━━ The input
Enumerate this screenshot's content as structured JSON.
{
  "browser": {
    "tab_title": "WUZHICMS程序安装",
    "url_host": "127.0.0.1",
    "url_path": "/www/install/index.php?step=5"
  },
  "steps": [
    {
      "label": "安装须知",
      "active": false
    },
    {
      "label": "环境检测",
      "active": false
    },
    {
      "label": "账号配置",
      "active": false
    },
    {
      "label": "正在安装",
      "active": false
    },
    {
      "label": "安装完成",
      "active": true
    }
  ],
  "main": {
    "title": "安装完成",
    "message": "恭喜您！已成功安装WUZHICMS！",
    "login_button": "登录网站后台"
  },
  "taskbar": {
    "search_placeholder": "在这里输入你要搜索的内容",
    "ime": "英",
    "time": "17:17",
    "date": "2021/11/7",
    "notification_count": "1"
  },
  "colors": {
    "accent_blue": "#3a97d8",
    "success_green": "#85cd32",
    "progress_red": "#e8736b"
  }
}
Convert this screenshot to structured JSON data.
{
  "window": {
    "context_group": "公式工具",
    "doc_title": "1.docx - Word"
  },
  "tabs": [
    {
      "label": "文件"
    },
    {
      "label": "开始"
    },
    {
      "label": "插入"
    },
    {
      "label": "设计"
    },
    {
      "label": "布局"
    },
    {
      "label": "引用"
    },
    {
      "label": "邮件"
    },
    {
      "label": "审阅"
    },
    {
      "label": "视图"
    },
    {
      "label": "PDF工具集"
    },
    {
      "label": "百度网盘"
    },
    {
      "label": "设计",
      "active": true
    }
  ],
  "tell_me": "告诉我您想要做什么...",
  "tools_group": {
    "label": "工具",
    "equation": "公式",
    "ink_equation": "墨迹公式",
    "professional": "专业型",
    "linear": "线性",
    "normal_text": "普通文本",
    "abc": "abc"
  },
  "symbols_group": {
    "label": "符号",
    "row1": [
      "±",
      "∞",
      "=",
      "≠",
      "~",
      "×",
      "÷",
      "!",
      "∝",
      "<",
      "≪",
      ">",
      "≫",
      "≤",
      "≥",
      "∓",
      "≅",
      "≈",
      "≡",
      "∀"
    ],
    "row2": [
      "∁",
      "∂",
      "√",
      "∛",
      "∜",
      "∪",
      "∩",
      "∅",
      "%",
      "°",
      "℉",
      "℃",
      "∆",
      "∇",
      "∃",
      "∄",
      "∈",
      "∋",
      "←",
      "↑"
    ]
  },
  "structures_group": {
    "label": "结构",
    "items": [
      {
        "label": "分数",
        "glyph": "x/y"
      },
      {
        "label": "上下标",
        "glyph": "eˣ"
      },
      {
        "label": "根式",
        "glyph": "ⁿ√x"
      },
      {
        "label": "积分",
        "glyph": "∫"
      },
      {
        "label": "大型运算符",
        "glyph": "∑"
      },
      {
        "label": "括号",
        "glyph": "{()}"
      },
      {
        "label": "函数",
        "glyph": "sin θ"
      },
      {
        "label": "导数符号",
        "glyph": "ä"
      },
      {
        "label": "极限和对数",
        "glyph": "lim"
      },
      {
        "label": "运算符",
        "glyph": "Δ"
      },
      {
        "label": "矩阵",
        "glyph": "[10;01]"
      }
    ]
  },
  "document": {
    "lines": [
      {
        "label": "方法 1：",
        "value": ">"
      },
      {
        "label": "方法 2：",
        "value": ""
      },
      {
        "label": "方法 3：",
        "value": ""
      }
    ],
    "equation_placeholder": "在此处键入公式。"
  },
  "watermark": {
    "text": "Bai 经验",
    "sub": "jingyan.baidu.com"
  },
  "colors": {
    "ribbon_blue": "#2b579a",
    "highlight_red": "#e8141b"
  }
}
━━━━
Prompt: Each line holding "structured" must be found and copied.

Exercise solution:
Enumerate this screenshot's content as structured JSON.
Convert this screenshot to structured JSON data.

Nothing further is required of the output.